[WHAT TO WORK ON]: Output solely the number of lines containing the string "object".

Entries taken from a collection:
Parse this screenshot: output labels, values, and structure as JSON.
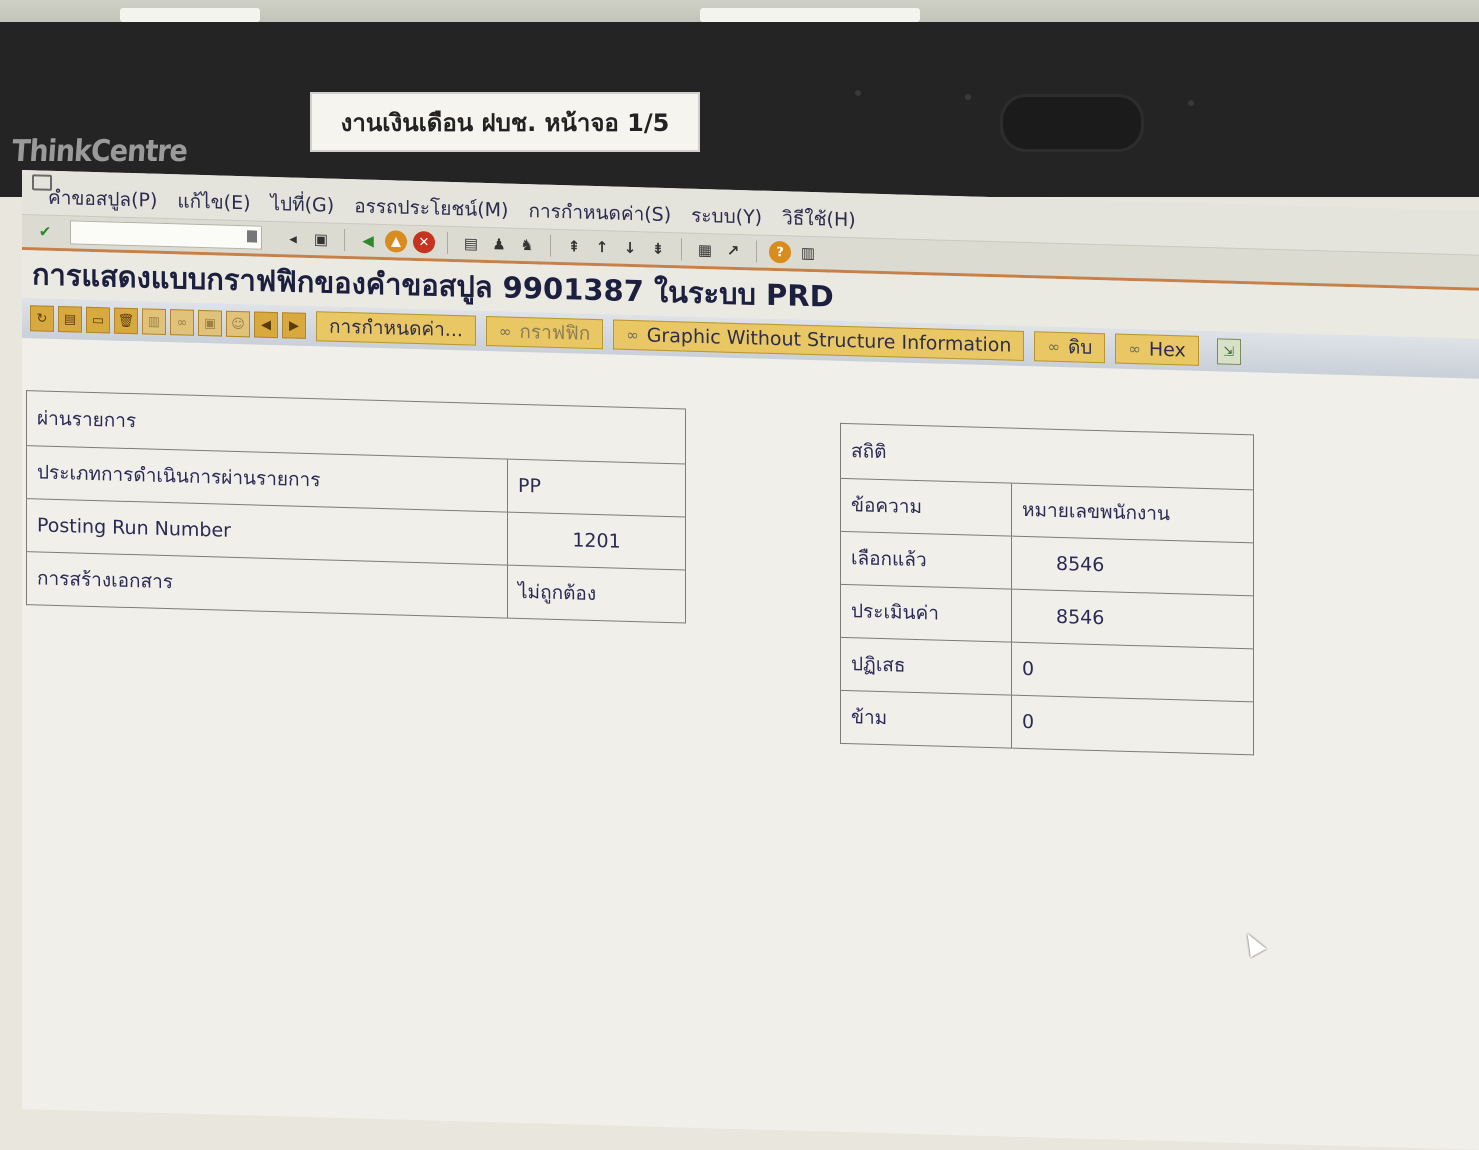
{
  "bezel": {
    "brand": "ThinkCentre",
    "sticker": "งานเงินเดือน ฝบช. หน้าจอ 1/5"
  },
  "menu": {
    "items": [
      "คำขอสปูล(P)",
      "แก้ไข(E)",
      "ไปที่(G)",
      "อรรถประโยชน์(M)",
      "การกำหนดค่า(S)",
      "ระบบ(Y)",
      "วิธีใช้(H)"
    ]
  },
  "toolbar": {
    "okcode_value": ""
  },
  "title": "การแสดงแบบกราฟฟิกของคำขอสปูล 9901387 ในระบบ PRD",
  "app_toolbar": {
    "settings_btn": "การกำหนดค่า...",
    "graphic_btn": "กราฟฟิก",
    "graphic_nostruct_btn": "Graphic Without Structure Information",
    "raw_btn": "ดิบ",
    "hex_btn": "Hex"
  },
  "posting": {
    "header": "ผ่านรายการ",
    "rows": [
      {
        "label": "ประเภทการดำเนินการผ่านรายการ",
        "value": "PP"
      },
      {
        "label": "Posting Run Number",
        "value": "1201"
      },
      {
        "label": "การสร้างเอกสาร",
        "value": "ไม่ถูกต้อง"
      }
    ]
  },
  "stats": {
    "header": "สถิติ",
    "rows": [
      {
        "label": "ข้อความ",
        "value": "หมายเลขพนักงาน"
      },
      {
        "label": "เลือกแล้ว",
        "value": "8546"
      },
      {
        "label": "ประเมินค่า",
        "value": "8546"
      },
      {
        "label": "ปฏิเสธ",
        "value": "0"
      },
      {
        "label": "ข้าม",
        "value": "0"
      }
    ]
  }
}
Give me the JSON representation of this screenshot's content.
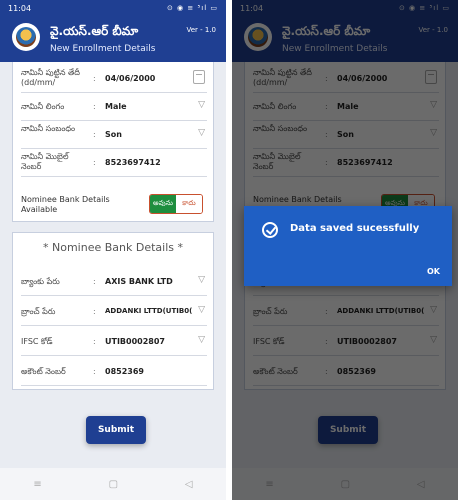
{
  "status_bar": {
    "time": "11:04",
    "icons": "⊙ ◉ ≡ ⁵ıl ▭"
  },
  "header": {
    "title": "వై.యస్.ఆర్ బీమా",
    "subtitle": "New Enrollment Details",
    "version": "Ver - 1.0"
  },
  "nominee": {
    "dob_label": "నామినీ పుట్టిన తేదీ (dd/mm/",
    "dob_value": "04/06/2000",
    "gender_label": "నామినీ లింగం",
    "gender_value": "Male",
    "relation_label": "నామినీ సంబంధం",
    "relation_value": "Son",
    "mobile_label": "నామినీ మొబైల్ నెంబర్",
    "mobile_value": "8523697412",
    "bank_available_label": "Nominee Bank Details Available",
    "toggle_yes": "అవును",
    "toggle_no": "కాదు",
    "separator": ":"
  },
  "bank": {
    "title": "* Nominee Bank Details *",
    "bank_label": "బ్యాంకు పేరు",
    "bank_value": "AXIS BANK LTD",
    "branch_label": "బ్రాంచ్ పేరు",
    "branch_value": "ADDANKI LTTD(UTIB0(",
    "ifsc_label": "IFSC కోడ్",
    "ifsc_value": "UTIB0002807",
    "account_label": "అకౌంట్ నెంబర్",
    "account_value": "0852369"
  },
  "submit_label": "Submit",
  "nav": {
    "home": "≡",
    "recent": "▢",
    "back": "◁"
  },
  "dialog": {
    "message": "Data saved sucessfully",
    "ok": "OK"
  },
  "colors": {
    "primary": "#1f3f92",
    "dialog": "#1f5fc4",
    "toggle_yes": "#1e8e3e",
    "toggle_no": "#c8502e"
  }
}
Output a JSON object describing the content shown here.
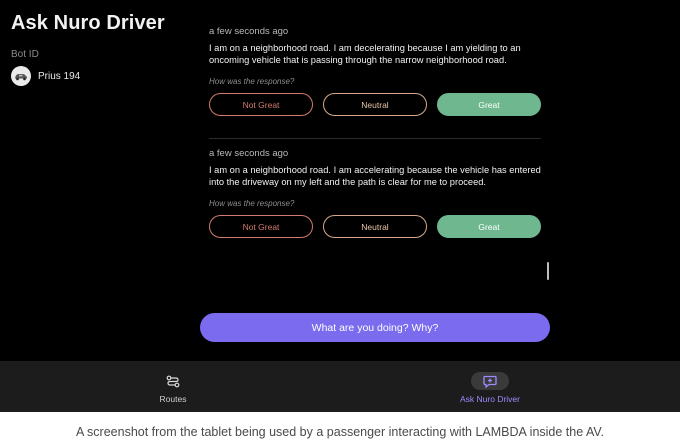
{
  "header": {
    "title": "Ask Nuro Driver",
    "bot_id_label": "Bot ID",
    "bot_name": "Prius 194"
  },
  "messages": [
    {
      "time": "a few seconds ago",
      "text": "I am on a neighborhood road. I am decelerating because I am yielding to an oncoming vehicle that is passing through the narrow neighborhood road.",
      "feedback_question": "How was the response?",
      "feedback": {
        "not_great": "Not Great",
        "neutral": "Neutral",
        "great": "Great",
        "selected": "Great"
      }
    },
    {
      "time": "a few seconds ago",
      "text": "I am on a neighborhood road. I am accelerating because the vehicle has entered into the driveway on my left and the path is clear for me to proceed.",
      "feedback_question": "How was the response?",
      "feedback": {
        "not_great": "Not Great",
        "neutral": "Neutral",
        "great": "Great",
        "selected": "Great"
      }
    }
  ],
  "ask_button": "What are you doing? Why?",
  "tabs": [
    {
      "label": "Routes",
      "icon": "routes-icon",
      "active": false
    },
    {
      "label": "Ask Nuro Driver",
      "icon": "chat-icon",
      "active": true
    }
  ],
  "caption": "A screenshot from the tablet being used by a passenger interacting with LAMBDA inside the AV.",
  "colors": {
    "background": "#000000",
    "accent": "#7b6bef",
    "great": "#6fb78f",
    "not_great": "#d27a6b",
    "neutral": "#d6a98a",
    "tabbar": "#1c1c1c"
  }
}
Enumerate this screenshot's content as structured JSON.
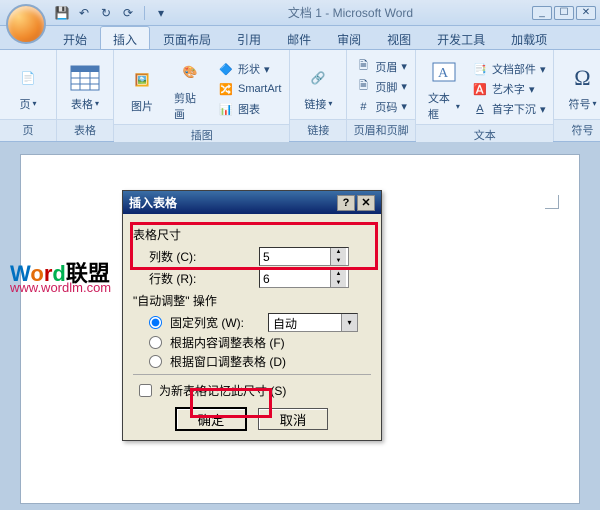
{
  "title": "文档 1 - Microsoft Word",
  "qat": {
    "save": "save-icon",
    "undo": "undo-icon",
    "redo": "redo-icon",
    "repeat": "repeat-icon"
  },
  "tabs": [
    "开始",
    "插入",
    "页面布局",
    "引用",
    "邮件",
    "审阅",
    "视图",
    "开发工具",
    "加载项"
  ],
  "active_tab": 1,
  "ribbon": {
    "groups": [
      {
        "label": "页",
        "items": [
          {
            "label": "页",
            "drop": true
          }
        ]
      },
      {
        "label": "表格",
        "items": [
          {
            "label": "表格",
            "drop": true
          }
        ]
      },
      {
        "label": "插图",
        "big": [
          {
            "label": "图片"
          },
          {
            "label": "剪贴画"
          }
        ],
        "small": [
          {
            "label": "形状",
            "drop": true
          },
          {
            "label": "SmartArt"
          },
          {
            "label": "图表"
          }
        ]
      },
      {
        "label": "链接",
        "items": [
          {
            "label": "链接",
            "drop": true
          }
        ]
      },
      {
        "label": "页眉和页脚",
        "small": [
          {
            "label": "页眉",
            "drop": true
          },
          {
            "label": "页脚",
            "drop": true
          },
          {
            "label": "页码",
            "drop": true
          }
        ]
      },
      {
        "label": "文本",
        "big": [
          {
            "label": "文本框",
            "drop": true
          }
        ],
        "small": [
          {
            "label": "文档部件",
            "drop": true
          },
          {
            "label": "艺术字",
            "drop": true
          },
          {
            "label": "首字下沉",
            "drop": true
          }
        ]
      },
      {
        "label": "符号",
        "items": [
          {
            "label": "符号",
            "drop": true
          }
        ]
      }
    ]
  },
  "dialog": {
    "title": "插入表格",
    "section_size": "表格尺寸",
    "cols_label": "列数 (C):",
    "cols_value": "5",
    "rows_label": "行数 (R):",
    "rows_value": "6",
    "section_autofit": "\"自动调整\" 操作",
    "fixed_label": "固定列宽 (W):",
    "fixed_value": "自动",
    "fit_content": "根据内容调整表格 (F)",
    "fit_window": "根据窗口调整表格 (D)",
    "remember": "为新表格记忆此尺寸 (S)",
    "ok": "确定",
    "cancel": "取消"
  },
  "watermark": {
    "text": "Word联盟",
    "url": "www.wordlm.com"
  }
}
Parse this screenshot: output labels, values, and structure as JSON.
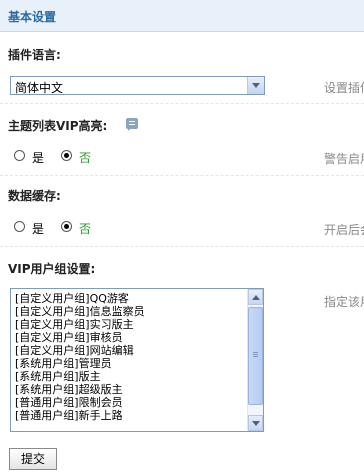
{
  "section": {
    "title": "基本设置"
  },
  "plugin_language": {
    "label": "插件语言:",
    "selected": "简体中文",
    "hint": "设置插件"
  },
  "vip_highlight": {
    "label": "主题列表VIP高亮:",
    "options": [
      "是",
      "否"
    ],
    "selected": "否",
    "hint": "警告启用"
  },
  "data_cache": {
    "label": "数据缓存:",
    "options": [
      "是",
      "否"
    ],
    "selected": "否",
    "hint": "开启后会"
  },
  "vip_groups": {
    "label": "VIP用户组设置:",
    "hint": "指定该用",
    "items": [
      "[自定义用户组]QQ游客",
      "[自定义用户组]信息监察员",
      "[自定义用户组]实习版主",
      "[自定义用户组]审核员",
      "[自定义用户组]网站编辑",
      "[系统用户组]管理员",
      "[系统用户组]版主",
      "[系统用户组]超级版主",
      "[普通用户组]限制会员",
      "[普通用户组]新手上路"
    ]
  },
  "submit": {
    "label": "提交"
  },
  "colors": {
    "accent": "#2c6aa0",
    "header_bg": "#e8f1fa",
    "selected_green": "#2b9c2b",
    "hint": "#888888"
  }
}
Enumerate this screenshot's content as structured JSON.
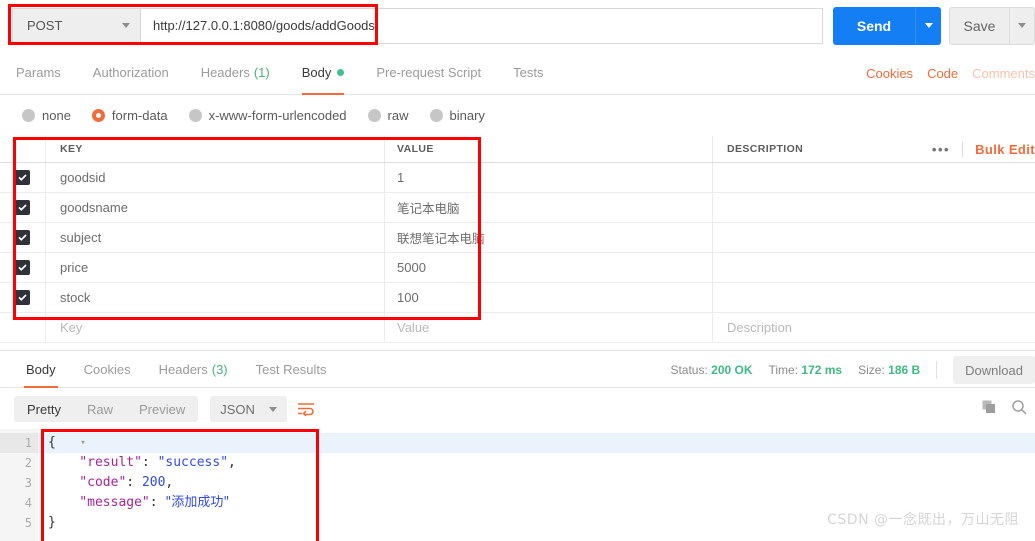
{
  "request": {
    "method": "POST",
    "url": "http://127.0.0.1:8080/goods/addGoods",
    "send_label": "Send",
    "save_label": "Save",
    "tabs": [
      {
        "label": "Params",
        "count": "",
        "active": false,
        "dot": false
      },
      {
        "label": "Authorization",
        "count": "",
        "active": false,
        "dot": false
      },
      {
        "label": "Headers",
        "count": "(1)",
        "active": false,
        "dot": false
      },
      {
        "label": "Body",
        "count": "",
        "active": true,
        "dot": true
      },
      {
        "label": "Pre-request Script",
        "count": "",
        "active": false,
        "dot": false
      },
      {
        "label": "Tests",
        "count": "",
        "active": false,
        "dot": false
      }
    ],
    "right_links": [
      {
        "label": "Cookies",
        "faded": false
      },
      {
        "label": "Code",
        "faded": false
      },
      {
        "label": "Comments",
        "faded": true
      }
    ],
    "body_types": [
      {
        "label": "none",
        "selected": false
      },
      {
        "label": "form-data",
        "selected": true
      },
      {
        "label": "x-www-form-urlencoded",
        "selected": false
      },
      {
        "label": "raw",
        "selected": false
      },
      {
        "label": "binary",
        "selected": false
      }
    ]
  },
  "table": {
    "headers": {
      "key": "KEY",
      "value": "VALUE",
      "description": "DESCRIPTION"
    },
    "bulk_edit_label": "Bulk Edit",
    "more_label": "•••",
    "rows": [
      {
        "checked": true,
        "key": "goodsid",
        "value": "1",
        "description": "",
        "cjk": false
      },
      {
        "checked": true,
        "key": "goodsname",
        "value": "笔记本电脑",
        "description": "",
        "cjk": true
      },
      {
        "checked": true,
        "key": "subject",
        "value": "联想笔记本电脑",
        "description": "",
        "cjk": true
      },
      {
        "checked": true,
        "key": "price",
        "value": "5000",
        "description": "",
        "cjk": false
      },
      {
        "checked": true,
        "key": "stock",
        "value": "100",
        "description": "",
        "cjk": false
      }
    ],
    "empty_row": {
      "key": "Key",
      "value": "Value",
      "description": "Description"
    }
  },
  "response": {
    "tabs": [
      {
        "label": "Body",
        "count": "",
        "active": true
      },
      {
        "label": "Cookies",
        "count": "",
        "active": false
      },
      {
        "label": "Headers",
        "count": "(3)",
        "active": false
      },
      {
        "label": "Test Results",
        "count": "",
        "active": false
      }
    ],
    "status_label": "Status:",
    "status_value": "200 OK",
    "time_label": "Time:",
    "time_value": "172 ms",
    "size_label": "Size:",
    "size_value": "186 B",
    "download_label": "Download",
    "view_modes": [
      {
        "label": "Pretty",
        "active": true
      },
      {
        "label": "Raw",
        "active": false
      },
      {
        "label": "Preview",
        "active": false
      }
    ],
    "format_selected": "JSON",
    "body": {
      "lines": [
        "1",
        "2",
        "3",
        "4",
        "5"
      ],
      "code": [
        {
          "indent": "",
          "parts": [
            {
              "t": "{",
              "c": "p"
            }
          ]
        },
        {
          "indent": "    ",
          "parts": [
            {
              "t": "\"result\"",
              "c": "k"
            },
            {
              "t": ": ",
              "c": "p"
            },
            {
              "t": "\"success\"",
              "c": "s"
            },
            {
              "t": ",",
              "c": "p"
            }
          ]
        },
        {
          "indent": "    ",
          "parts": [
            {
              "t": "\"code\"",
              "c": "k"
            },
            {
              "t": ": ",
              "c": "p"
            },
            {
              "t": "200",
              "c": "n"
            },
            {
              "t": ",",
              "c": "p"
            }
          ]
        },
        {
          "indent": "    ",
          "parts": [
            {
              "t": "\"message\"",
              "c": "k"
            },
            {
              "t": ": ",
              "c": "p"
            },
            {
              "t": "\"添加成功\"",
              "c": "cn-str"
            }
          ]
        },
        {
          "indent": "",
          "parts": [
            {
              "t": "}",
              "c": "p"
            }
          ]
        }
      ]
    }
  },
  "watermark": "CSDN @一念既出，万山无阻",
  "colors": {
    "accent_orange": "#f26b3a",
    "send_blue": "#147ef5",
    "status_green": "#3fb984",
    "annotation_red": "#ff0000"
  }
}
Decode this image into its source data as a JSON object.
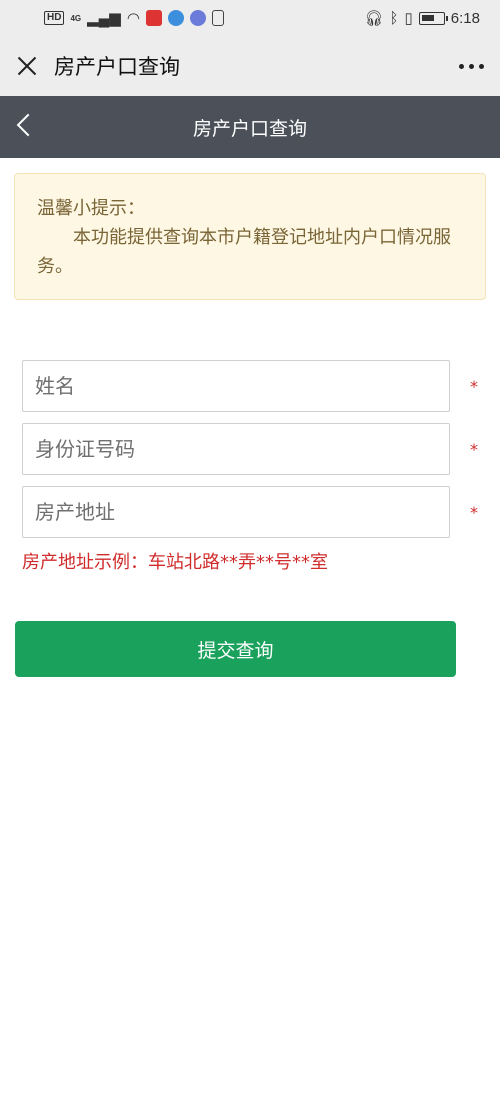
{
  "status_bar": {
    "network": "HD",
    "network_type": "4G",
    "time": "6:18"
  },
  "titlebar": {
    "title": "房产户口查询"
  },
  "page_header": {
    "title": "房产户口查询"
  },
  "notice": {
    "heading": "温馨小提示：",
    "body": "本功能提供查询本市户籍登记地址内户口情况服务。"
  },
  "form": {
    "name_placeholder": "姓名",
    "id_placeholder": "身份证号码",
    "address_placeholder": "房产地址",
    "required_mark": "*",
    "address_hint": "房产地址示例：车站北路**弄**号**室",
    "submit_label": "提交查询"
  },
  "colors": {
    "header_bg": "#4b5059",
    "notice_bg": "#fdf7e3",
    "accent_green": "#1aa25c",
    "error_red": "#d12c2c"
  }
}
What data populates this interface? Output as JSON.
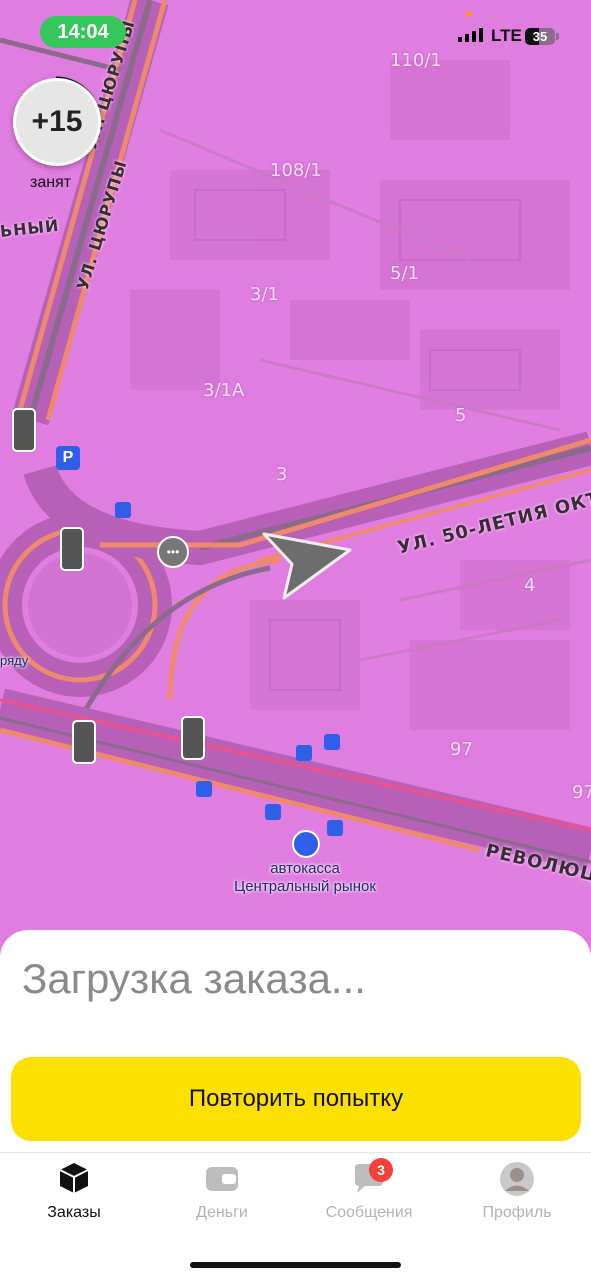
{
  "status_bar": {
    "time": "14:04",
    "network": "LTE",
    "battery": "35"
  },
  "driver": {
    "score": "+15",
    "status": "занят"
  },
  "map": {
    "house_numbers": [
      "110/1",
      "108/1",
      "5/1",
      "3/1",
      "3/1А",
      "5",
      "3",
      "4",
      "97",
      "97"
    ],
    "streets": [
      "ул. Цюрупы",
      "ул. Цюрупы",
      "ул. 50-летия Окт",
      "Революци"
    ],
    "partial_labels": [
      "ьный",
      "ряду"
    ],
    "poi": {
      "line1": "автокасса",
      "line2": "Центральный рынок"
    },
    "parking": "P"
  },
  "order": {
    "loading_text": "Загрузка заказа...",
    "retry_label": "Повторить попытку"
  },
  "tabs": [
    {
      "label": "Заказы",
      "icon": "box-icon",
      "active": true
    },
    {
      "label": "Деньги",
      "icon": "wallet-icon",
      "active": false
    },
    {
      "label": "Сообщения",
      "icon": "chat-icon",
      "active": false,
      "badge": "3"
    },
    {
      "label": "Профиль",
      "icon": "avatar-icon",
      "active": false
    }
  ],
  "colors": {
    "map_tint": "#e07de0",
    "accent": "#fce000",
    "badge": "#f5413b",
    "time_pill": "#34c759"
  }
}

[FULL ANSWER]: 2